PROBLEM STATEMENT – Extract all data as written.

DATA IN THIS EXERCISE –
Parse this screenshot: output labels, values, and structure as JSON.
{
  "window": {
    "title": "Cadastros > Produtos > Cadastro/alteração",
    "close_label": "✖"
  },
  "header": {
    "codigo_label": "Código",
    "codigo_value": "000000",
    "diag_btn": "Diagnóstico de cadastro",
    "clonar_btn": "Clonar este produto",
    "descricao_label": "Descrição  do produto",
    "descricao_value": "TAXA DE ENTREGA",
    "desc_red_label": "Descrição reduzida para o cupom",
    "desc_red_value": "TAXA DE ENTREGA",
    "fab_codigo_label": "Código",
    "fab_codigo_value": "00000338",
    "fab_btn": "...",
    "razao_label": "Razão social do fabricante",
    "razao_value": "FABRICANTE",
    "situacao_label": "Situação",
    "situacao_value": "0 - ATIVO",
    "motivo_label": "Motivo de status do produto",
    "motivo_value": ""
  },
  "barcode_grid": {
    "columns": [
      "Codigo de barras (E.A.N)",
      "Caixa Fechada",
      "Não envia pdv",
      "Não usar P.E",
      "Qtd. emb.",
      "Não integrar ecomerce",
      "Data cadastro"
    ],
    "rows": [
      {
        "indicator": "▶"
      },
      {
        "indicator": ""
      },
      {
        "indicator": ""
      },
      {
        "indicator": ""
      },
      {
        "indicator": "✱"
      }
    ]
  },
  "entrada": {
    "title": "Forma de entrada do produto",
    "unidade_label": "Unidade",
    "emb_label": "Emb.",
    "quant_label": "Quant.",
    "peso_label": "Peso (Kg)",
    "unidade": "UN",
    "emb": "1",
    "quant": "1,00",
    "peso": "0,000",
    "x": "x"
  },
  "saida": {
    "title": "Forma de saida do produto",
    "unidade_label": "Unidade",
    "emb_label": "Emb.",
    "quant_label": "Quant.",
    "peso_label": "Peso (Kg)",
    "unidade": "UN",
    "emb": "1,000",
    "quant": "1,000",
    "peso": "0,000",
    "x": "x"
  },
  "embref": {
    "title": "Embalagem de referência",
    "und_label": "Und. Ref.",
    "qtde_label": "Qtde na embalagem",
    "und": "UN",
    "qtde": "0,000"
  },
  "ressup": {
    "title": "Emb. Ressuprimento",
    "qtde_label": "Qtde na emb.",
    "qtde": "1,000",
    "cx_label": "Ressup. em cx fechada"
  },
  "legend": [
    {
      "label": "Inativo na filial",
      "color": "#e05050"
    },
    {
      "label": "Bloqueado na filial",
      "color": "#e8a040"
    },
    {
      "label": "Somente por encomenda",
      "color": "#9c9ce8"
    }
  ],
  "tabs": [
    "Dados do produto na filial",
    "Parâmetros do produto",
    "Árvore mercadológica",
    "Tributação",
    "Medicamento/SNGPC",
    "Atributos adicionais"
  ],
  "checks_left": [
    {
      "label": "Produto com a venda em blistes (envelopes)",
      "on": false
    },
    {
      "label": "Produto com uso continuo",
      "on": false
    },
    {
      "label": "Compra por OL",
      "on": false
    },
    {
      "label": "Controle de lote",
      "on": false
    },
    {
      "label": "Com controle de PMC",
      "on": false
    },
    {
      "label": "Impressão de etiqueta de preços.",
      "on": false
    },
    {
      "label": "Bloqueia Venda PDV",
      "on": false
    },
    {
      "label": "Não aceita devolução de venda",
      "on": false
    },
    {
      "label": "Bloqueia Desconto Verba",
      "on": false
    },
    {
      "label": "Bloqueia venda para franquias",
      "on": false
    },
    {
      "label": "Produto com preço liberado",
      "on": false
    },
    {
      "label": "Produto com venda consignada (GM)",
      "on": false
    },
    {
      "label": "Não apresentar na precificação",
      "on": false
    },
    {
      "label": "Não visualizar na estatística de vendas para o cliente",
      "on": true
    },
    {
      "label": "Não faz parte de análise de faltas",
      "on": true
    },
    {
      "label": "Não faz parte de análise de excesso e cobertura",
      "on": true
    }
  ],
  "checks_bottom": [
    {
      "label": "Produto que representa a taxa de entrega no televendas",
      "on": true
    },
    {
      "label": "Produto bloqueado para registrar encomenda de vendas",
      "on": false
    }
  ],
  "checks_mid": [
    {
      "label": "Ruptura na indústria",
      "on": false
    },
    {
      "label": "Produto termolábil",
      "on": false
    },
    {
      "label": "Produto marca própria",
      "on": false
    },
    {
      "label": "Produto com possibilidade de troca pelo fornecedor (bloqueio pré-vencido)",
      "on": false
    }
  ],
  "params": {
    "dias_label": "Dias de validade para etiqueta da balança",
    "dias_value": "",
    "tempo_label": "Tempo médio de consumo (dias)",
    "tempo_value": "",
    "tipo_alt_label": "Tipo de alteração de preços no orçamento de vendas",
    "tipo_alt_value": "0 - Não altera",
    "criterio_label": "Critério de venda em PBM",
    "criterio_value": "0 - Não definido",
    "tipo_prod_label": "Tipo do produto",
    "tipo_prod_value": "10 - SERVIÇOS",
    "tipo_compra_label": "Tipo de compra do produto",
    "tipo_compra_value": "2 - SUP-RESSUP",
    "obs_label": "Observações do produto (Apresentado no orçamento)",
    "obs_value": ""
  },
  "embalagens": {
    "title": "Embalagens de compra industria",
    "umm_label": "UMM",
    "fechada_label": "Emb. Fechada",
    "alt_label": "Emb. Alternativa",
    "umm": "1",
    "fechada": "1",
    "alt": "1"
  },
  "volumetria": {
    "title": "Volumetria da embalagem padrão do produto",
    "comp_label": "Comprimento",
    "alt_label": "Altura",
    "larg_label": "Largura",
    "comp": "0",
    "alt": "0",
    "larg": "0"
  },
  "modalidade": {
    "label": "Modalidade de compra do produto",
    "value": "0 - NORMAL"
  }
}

ANSWER FOR THE TASK –
Parse this screenshot: output labels, values, and structure as JSON.
{
  "window": {
    "title": "Cadastros > Produtos > Cadastro/alteração",
    "close_label": "✖"
  },
  "header": {
    "codigo_label": "Código",
    "codigo_value": "000000",
    "diag_btn": "Diagnóstico de cadastro",
    "clonar_btn": "Clonar este produto",
    "descricao_label": "Descrição  do produto",
    "descricao_value": "TAXA DE ENTREGA",
    "desc_red_label": "Descrição reduzida para o cupom",
    "desc_red_value": "TAXA DE ENTREGA",
    "fab_codigo_label": "Código",
    "fab_codigo_value": "00000338",
    "fab_btn": "...",
    "razao_label": "Razão social do fabricante",
    "razao_value": "FABRICANTE",
    "situacao_label": "Situação",
    "situacao_value": "0 - ATIVO",
    "motivo_label": "Motivo de status do produto",
    "motivo_value": ""
  },
  "barcode_grid": {
    "columns": [
      "Codigo de barras (E.A.N)",
      "Caixa Fechada",
      "Não envia pdv",
      "Não usar P.E",
      "Qtd. emb.",
      "Não integrar ecomerce",
      "Data cadastro"
    ],
    "rows": [
      {
        "indicator": "▶"
      },
      {
        "indicator": ""
      },
      {
        "indicator": ""
      },
      {
        "indicator": ""
      },
      {
        "indicator": "✱"
      }
    ]
  },
  "entrada": {
    "title": "Forma de entrada do produto",
    "unidade_label": "Unidade",
    "emb_label": "Emb.",
    "quant_label": "Quant.",
    "peso_label": "Peso (Kg)",
    "unidade": "UN",
    "emb": "1",
    "quant": "1,00",
    "peso": "0,000",
    "x": "x"
  },
  "saida": {
    "title": "Forma de saida do produto",
    "unidade_label": "Unidade",
    "emb_label": "Emb.",
    "quant_label": "Quant.",
    "peso_label": "Peso (Kg)",
    "unidade": "UN",
    "emb": "1,000",
    "quant": "1,000",
    "peso": "0,000",
    "x": "x"
  },
  "embref": {
    "title": "Embalagem de referência",
    "und_label": "Und. Ref.",
    "qtde_label": "Qtde na embalagem",
    "und": "UN",
    "qtde": "0,000"
  },
  "ressup": {
    "title": "Emb. Ressuprimento",
    "qtde_label": "Qtde na emb.",
    "qtde": "1,000",
    "cx_label": "Ressup. em cx fechada"
  },
  "legend": [
    {
      "label": "Inativo na filial",
      "color": "#e05050"
    },
    {
      "label": "Bloqueado na filial",
      "color": "#e8a040"
    },
    {
      "label": "Somente por encomenda",
      "color": "#9c9ce8"
    }
  ],
  "tabs": [
    "Dados do produto na filial",
    "Parâmetros do produto",
    "Árvore mercadológica",
    "Tributação",
    "Medicamento/SNGPC",
    "Atributos adicionais"
  ],
  "checks_left": [
    {
      "label": "Produto com a venda em blistes (envelopes)",
      "on": false
    },
    {
      "label": "Produto com uso continuo",
      "on": false
    },
    {
      "label": "Compra por OL",
      "on": false
    },
    {
      "label": "Controle de lote",
      "on": false
    },
    {
      "label": "Com controle de PMC",
      "on": false
    },
    {
      "label": "Impressão de etiqueta de preços.",
      "on": false
    },
    {
      "label": "Bloqueia Venda PDV",
      "on": false
    },
    {
      "label": "Não aceita devolução de venda",
      "on": false
    },
    {
      "label": "Bloqueia Desconto Verba",
      "on": false
    },
    {
      "label": "Bloqueia venda para franquias",
      "on": false
    },
    {
      "label": "Produto com preço liberado",
      "on": false
    },
    {
      "label": "Produto com venda consignada (GM)",
      "on": false
    },
    {
      "label": "Não apresentar na precificação",
      "on": false
    },
    {
      "label": "Não visualizar na estatística de vendas para o cliente",
      "on": true
    },
    {
      "label": "Não faz parte de análise de faltas",
      "on": true
    },
    {
      "label": "Não faz parte de análise de excesso e cobertura",
      "on": true
    }
  ],
  "checks_bottom": [
    {
      "label": "Produto que representa a taxa de entrega no televendas",
      "on": true
    },
    {
      "label": "Produto bloqueado para registrar encomenda de vendas",
      "on": false
    }
  ],
  "checks_mid": [
    {
      "label": "Ruptura na indústria",
      "on": false
    },
    {
      "label": "Produto termolábil",
      "on": false
    },
    {
      "label": "Produto marca própria",
      "on": false
    },
    {
      "label": "Produto com possibilidade de troca pelo fornecedor (bloqueio pré-vencido)",
      "on": false
    }
  ],
  "params": {
    "dias_label": "Dias de validade para etiqueta da balança",
    "dias_value": "",
    "tempo_label": "Tempo médio de consumo (dias)",
    "tempo_value": "",
    "tipo_alt_label": "Tipo de alteração de preços no orçamento de vendas",
    "tipo_alt_value": "0 - Não altera",
    "criterio_label": "Critério de venda em PBM",
    "criterio_value": "0 - Não definido",
    "tipo_prod_label": "Tipo do produto",
    "tipo_prod_value": "10 - SERVIÇOS",
    "tipo_compra_label": "Tipo de compra do produto",
    "tipo_compra_value": "2 - SUP-RESSUP",
    "obs_label": "Observações do produto (Apresentado no orçamento)",
    "obs_value": ""
  },
  "embalagens": {
    "title": "Embalagens de compra industria",
    "umm_label": "UMM",
    "fechada_label": "Emb. Fechada",
    "alt_label": "Emb. Alternativa",
    "umm": "1",
    "fechada": "1",
    "alt": "1"
  },
  "volumetria": {
    "title": "Volumetria da embalagem padrão do produto",
    "comp_label": "Comprimento",
    "alt_label": "Altura",
    "larg_label": "Largura",
    "comp": "0",
    "alt": "0",
    "larg": "0"
  },
  "modalidade": {
    "label": "Modalidade de compra do produto",
    "value": "0 - NORMAL"
  }
}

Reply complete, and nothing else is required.